[Stored data]
● ● ● ● ●

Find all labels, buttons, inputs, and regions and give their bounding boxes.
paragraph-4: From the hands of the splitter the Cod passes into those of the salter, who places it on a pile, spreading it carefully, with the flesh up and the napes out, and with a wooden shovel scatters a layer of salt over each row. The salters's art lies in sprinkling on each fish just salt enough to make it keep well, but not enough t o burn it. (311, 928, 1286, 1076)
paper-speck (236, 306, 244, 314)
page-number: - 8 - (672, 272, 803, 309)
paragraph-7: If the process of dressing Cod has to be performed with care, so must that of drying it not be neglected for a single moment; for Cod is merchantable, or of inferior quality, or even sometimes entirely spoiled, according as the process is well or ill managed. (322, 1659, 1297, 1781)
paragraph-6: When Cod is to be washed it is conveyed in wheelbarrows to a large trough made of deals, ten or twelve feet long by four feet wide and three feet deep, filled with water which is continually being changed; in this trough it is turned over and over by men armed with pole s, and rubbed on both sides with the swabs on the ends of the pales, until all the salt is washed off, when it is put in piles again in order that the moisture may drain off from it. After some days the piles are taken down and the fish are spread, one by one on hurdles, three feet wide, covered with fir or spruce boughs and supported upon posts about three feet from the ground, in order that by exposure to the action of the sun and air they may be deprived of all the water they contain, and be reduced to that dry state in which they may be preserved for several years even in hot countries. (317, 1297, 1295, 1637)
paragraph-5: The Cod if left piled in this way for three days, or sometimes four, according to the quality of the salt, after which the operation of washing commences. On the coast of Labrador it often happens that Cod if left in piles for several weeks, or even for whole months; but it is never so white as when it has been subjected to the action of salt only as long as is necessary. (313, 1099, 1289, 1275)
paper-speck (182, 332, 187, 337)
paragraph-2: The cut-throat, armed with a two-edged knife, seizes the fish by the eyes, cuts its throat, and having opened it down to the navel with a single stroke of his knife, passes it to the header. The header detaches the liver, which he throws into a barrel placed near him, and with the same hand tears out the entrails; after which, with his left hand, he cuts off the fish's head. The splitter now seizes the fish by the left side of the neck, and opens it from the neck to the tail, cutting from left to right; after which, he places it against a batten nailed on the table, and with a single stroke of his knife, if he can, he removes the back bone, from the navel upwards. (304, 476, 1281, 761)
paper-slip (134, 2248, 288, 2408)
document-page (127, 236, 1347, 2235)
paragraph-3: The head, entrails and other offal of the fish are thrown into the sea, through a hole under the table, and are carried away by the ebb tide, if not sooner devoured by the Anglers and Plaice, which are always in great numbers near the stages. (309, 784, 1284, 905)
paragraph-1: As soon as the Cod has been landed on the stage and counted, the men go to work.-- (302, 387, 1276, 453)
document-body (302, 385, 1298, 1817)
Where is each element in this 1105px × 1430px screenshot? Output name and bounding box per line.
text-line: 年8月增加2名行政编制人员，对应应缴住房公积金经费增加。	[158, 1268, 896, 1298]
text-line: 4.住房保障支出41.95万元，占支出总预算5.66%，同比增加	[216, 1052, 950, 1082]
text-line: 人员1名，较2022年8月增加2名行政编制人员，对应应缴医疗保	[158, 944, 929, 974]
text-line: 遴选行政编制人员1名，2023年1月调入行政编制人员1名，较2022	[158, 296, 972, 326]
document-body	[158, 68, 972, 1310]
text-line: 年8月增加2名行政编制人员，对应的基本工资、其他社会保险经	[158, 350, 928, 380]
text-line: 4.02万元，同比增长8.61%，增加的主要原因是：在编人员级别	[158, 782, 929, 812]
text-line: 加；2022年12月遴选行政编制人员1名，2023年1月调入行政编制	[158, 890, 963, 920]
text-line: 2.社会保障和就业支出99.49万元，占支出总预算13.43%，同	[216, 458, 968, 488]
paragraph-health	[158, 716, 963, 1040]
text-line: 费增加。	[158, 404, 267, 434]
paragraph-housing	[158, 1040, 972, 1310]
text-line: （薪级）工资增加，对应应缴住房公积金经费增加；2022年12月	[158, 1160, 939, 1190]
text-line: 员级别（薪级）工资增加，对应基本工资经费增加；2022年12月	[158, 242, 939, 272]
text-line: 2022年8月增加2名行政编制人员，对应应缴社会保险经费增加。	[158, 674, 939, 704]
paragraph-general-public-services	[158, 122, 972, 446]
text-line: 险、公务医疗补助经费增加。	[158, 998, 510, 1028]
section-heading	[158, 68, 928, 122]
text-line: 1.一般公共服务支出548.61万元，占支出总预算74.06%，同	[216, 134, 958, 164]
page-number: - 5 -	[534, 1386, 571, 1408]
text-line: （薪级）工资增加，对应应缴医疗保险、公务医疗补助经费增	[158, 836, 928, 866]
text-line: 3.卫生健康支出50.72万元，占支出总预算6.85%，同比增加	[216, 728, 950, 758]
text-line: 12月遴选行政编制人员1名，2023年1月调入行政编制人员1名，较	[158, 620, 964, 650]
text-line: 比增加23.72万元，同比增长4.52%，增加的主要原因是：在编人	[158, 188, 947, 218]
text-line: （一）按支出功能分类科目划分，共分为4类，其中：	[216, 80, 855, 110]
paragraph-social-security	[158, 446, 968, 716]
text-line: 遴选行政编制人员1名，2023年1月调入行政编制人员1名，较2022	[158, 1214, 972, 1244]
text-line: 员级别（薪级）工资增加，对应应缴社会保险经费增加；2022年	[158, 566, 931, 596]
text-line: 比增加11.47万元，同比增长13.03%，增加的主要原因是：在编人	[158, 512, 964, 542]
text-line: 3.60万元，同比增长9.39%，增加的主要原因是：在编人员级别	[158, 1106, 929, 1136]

● ● ● ● ●

[Task instructions]
Reproduce word for word the lines of the material from its first line through the line containing "paragraph-7: If the", including both.

[Answer to this exercise]
Find all labels, buttons, inputs, and regions and give their bounding boxes.
paragraph-4: From the hands of the splitter the Cod passes into those of the salter, who places it on a pile, spreading it carefully, with the flesh up and the napes out, and with a wooden shovel scatters a layer of salt over each row. The salters's art lies in sprinkling on each fish just salt enough to make it keep well, but not enough t o burn it. (311, 928, 1286, 1076)
paper-speck (236, 306, 244, 314)
page-number: - 8 - (672, 272, 803, 309)
paragraph-7: If the process of dressing Cod has to be performed with care, so must that of drying it not be neglected for a single moment; for Cod is merchantable, or of inferior quality, or even sometimes entirely spoiled, according as the process is well or ill managed. (322, 1659, 1297, 1781)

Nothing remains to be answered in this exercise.